[Stored data entries]
— BEGIN —
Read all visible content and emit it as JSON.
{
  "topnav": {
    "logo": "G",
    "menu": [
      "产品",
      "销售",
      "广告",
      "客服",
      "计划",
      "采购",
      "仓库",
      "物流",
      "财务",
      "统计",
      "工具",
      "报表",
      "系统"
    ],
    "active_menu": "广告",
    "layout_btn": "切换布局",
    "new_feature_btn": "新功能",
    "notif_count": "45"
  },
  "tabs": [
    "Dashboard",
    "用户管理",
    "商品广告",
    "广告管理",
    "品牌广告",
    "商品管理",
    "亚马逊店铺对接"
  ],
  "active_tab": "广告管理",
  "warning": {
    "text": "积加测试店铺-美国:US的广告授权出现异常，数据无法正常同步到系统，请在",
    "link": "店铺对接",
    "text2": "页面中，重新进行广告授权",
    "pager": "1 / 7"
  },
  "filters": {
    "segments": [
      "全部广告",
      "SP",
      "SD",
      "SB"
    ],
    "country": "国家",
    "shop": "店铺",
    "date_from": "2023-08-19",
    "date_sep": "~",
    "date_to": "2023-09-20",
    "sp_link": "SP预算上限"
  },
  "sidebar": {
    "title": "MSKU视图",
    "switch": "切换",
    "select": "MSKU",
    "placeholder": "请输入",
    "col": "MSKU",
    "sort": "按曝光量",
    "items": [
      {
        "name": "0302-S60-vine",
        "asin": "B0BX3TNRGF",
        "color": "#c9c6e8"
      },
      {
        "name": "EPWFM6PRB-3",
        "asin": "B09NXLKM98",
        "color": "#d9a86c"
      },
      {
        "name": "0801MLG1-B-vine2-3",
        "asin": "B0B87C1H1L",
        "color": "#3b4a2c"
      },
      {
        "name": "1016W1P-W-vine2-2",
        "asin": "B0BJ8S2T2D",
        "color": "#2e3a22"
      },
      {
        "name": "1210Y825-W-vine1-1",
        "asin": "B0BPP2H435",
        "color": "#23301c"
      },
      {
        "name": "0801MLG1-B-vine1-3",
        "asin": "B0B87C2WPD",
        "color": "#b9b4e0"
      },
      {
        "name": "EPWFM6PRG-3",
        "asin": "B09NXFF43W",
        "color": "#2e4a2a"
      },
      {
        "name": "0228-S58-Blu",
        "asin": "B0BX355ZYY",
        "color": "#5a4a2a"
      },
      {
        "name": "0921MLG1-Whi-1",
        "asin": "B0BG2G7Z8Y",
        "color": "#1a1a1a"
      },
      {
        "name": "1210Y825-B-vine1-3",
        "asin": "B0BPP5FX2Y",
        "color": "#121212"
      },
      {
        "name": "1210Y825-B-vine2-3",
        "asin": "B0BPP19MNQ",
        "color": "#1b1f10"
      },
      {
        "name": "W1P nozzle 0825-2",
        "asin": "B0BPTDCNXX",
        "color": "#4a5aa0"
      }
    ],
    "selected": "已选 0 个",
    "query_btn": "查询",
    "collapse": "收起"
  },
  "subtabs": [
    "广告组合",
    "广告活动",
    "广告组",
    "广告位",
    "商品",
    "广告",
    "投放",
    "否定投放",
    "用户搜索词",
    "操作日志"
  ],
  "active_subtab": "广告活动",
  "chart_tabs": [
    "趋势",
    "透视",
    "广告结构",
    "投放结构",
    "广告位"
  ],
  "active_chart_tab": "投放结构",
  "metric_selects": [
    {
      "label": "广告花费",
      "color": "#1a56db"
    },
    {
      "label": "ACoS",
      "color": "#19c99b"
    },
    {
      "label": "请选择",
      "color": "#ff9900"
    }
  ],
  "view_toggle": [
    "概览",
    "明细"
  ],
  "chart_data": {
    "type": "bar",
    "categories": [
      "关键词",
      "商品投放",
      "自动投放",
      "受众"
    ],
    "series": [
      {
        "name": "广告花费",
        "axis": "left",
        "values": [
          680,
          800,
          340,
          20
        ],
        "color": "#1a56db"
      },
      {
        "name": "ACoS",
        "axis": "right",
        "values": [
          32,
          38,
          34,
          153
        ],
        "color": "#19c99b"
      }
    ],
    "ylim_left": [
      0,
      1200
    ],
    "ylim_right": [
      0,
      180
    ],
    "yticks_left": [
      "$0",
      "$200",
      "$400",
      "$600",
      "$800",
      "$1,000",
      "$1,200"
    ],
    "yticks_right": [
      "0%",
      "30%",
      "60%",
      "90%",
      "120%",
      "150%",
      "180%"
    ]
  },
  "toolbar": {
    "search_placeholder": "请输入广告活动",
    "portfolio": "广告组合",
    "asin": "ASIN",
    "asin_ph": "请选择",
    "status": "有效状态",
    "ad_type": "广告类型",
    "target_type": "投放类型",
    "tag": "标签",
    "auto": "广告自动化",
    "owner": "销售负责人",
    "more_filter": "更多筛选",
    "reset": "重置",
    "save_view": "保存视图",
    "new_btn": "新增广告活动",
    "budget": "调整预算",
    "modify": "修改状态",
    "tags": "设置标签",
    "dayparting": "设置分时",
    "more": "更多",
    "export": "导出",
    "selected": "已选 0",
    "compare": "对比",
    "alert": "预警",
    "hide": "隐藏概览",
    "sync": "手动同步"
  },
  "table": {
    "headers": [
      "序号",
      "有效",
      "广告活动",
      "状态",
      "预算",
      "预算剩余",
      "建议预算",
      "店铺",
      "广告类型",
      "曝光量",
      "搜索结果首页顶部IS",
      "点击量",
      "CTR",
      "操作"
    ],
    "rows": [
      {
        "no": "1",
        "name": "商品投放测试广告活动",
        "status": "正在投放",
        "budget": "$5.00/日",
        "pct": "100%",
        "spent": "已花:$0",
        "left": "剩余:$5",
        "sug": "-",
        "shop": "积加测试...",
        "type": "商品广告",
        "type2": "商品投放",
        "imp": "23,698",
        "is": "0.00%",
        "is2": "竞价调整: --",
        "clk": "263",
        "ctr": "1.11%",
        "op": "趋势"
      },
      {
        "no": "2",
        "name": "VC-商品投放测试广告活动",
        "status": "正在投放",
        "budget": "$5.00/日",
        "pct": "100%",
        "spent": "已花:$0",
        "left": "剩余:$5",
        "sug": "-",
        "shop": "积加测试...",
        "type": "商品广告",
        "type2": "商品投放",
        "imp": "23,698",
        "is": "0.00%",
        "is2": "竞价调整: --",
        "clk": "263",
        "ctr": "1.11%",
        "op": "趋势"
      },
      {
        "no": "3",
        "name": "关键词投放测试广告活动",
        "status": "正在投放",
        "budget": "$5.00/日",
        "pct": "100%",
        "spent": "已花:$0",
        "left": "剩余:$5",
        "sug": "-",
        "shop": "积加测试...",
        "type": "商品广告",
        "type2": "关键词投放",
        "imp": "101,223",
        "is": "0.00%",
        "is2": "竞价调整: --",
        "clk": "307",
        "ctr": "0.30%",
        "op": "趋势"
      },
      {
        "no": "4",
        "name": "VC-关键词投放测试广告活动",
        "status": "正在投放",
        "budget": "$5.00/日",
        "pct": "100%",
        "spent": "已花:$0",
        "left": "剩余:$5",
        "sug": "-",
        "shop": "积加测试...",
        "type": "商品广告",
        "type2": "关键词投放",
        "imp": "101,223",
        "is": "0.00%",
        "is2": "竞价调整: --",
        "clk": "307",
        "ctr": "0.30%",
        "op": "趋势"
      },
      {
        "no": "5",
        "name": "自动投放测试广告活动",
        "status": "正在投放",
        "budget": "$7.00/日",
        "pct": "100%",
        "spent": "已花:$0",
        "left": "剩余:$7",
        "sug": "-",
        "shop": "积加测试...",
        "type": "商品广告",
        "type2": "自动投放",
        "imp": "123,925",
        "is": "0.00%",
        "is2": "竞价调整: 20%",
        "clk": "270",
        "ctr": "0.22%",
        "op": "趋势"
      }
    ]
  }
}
— END —
◆ **Directive**
Write out the records above again, keeping each one identical to the original.

◆ **Complete output**
Read all visible content and emit it as JSON.
{
  "topnav": {
    "logo": "G",
    "menu": [
      "产品",
      "销售",
      "广告",
      "客服",
      "计划",
      "采购",
      "仓库",
      "物流",
      "财务",
      "统计",
      "工具",
      "报表",
      "系统"
    ],
    "active_menu": "广告",
    "layout_btn": "切换布局",
    "new_feature_btn": "新功能",
    "notif_count": "45"
  },
  "tabs": [
    "Dashboard",
    "用户管理",
    "商品广告",
    "广告管理",
    "品牌广告",
    "商品管理",
    "亚马逊店铺对接"
  ],
  "active_tab": "广告管理",
  "warning": {
    "text": "积加测试店铺-美国:US的广告授权出现异常，数据无法正常同步到系统，请在",
    "link": "店铺对接",
    "text2": "页面中，重新进行广告授权",
    "pager": "1 / 7"
  },
  "filters": {
    "segments": [
      "全部广告",
      "SP",
      "SD",
      "SB"
    ],
    "country": "国家",
    "shop": "店铺",
    "date_from": "2023-08-19",
    "date_sep": "~",
    "date_to": "2023-09-20",
    "sp_link": "SP预算上限"
  },
  "sidebar": {
    "title": "MSKU视图",
    "switch": "切换",
    "select": "MSKU",
    "placeholder": "请输入",
    "col": "MSKU",
    "sort": "按曝光量",
    "items": [
      {
        "name": "0302-S60-vine",
        "asin": "B0BX3TNRGF",
        "color": "#c9c6e8"
      },
      {
        "name": "EPWFM6PRB-3",
        "asin": "B09NXLKM98",
        "color": "#d9a86c"
      },
      {
        "name": "0801MLG1-B-vine2-3",
        "asin": "B0B87C1H1L",
        "color": "#3b4a2c"
      },
      {
        "name": "1016W1P-W-vine2-2",
        "asin": "B0BJ8S2T2D",
        "color": "#2e3a22"
      },
      {
        "name": "1210Y825-W-vine1-1",
        "asin": "B0BPP2H435",
        "color": "#23301c"
      },
      {
        "name": "0801MLG1-B-vine1-3",
        "asin": "B0B87C2WPD",
        "color": "#b9b4e0"
      },
      {
        "name": "EPWFM6PRG-3",
        "asin": "B09NXFF43W",
        "color": "#2e4a2a"
      },
      {
        "name": "0228-S58-Blu",
        "asin": "B0BX355ZYY",
        "color": "#5a4a2a"
      },
      {
        "name": "0921MLG1-Whi-1",
        "asin": "B0BG2G7Z8Y",
        "color": "#1a1a1a"
      },
      {
        "name": "1210Y825-B-vine1-3",
        "asin": "B0BPP5FX2Y",
        "color": "#121212"
      },
      {
        "name": "1210Y825-B-vine2-3",
        "asin": "B0BPP19MNQ",
        "color": "#1b1f10"
      },
      {
        "name": "W1P nozzle 0825-2",
        "asin": "B0BPTDCNXX",
        "color": "#4a5aa0"
      }
    ],
    "selected": "已选 0 个",
    "query_btn": "查询",
    "collapse": "收起"
  },
  "subtabs": [
    "广告组合",
    "广告活动",
    "广告组",
    "广告位",
    "商品",
    "广告",
    "投放",
    "否定投放",
    "用户搜索词",
    "操作日志"
  ],
  "active_subtab": "广告活动",
  "chart_tabs": [
    "趋势",
    "透视",
    "广告结构",
    "投放结构",
    "广告位"
  ],
  "active_chart_tab": "投放结构",
  "metric_selects": [
    {
      "label": "广告花费",
      "color": "#1a56db"
    },
    {
      "label": "ACoS",
      "color": "#19c99b"
    },
    {
      "label": "请选择",
      "color": "#ff9900"
    }
  ],
  "view_toggle": [
    "概览",
    "明细"
  ],
  "chart_data": {
    "type": "bar",
    "categories": [
      "关键词",
      "商品投放",
      "自动投放",
      "受众"
    ],
    "series": [
      {
        "name": "广告花费",
        "axis": "left",
        "values": [
          680,
          800,
          340,
          20
        ],
        "color": "#1a56db"
      },
      {
        "name": "ACoS",
        "axis": "right",
        "values": [
          32,
          38,
          34,
          153
        ],
        "color": "#19c99b"
      }
    ],
    "ylim_left": [
      0,
      1200
    ],
    "ylim_right": [
      0,
      180
    ],
    "yticks_left": [
      "$0",
      "$200",
      "$400",
      "$600",
      "$800",
      "$1,000",
      "$1,200"
    ],
    "yticks_right": [
      "0%",
      "30%",
      "60%",
      "90%",
      "120%",
      "150%",
      "180%"
    ]
  },
  "toolbar": {
    "search_placeholder": "请输入广告活动",
    "portfolio": "广告组合",
    "asin": "ASIN",
    "asin_ph": "请选择",
    "status": "有效状态",
    "ad_type": "广告类型",
    "target_type": "投放类型",
    "tag": "标签",
    "auto": "广告自动化",
    "owner": "销售负责人",
    "more_filter": "更多筛选",
    "reset": "重置",
    "save_view": "保存视图",
    "new_btn": "新增广告活动",
    "budget": "调整预算",
    "modify": "修改状态",
    "tags": "设置标签",
    "dayparting": "设置分时",
    "more": "更多",
    "export": "导出",
    "selected": "已选 0",
    "compare": "对比",
    "alert": "预警",
    "hide": "隐藏概览",
    "sync": "手动同步"
  },
  "table": {
    "headers": [
      "序号",
      "有效",
      "广告活动",
      "状态",
      "预算",
      "预算剩余",
      "建议预算",
      "店铺",
      "广告类型",
      "曝光量",
      "搜索结果首页顶部IS",
      "点击量",
      "CTR",
      "操作"
    ],
    "rows": [
      {
        "no": "1",
        "name": "商品投放测试广告活动",
        "status": "正在投放",
        "budget": "$5.00/日",
        "pct": "100%",
        "spent": "已花:$0",
        "left": "剩余:$5",
        "sug": "-",
        "shop": "积加测试...",
        "type": "商品广告",
        "type2": "商品投放",
        "imp": "23,698",
        "is": "0.00%",
        "is2": "竞价调整: --",
        "clk": "263",
        "ctr": "1.11%",
        "op": "趋势"
      },
      {
        "no": "2",
        "name": "VC-商品投放测试广告活动",
        "status": "正在投放",
        "budget": "$5.00/日",
        "pct": "100%",
        "spent": "已花:$0",
        "left": "剩余:$5",
        "sug": "-",
        "shop": "积加测试...",
        "type": "商品广告",
        "type2": "商品投放",
        "imp": "23,698",
        "is": "0.00%",
        "is2": "竞价调整: --",
        "clk": "263",
        "ctr": "1.11%",
        "op": "趋势"
      },
      {
        "no": "3",
        "name": "关键词投放测试广告活动",
        "status": "正在投放",
        "budget": "$5.00/日",
        "pct": "100%",
        "spent": "已花:$0",
        "left": "剩余:$5",
        "sug": "-",
        "shop": "积加测试...",
        "type": "商品广告",
        "type2": "关键词投放",
        "imp": "101,223",
        "is": "0.00%",
        "is2": "竞价调整: --",
        "clk": "307",
        "ctr": "0.30%",
        "op": "趋势"
      },
      {
        "no": "4",
        "name": "VC-关键词投放测试广告活动",
        "status": "正在投放",
        "budget": "$5.00/日",
        "pct": "100%",
        "spent": "已花:$0",
        "left": "剩余:$5",
        "sug": "-",
        "shop": "积加测试...",
        "type": "商品广告",
        "type2": "关键词投放",
        "imp": "101,223",
        "is": "0.00%",
        "is2": "竞价调整: --",
        "clk": "307",
        "ctr": "0.30%",
        "op": "趋势"
      },
      {
        "no": "5",
        "name": "自动投放测试广告活动",
        "status": "正在投放",
        "budget": "$7.00/日",
        "pct": "100%",
        "spent": "已花:$0",
        "left": "剩余:$7",
        "sug": "-",
        "shop": "积加测试...",
        "type": "商品广告",
        "type2": "自动投放",
        "imp": "123,925",
        "is": "0.00%",
        "is2": "竞价调整: 20%",
        "clk": "270",
        "ctr": "0.22%",
        "op": "趋势"
      }
    ]
  }
}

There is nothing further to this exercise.